▶ _Raw data_
************
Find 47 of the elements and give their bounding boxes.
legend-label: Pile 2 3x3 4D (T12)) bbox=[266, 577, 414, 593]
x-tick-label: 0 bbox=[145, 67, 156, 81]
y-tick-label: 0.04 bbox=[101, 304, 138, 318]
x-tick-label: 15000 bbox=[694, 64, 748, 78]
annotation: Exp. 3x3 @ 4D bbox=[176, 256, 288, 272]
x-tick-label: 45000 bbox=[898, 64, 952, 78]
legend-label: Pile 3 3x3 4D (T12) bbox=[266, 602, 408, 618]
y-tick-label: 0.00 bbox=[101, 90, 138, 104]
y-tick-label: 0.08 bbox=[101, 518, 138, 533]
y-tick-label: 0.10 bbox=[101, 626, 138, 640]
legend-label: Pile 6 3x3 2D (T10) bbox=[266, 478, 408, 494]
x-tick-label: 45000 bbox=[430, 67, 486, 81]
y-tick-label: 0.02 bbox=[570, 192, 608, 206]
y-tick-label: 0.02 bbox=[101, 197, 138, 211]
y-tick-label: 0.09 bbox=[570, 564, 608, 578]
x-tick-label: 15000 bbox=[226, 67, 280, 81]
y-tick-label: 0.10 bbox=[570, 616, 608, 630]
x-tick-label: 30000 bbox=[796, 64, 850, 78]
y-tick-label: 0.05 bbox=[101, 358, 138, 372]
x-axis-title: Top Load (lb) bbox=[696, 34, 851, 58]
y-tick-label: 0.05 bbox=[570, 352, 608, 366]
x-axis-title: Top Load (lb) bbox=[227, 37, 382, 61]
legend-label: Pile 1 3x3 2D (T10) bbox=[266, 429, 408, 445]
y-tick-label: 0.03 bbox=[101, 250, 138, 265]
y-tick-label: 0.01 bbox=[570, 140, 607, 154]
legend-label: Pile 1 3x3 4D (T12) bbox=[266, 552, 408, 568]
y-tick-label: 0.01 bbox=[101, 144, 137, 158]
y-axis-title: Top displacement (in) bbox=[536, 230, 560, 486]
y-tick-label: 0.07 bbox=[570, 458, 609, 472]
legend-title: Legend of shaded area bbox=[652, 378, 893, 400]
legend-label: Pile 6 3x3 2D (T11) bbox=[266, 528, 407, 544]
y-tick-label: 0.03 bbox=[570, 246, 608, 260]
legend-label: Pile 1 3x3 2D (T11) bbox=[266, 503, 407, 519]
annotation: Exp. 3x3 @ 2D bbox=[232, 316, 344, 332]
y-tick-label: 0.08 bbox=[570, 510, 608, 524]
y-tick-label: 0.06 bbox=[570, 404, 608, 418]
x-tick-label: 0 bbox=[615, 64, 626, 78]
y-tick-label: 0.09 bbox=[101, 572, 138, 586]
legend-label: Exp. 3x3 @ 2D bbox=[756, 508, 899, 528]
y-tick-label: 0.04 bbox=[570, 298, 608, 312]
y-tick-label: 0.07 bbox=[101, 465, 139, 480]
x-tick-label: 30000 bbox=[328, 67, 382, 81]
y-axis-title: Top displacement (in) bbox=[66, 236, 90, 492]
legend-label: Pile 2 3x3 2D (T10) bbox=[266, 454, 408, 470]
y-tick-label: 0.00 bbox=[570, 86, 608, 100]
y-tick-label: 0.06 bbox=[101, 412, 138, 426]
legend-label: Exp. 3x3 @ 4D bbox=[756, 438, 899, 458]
************
▶ _Directions_
Reproduce the data starting at its first line and ending at the line containing "legend-label: Pile 1 3x3 4D", substituting "Axial Load" for every occurrence of "Top Load" and leaving all else unchanged.

▶ _Full response_
Find 47 of the elements and give their bounding boxes.
legend-label: Pile 2 3x3 4D (T12)) bbox=[266, 577, 414, 593]
x-tick-label: 0 bbox=[145, 67, 156, 81]
y-tick-label: 0.04 bbox=[101, 304, 138, 318]
x-tick-label: 15000 bbox=[694, 64, 748, 78]
annotation: Exp. 3x3 @ 4D bbox=[176, 256, 288, 272]
x-tick-label: 45000 bbox=[898, 64, 952, 78]
legend-label: Pile 3 3x3 4D (T12) bbox=[266, 602, 408, 618]
y-tick-label: 0.00 bbox=[101, 90, 138, 104]
y-tick-label: 0.08 bbox=[101, 518, 138, 533]
y-tick-label: 0.10 bbox=[101, 626, 138, 640]
legend-label: Pile 6 3x3 2D (T10) bbox=[266, 478, 408, 494]
x-tick-label: 45000 bbox=[430, 67, 486, 81]
y-tick-label: 0.02 bbox=[570, 192, 608, 206]
y-tick-label: 0.02 bbox=[101, 197, 138, 211]
y-tick-label: 0.09 bbox=[570, 564, 608, 578]
x-tick-label: 15000 bbox=[226, 67, 280, 81]
y-tick-label: 0.10 bbox=[570, 616, 608, 630]
x-tick-label: 30000 bbox=[796, 64, 850, 78]
y-tick-label: 0.05 bbox=[101, 358, 138, 372]
x-axis-title: Axial Load (lb) bbox=[696, 34, 851, 58]
y-tick-label: 0.05 bbox=[570, 352, 608, 366]
x-axis-title: Axial Load (lb) bbox=[227, 37, 382, 61]
legend-label: Pile 1 3x3 2D (T10) bbox=[266, 429, 408, 445]
y-tick-label: 0.03 bbox=[101, 250, 138, 265]
y-tick-label: 0.01 bbox=[570, 140, 607, 154]
legend-label: Pile 1 3x3 4D (T12) bbox=[266, 552, 408, 568]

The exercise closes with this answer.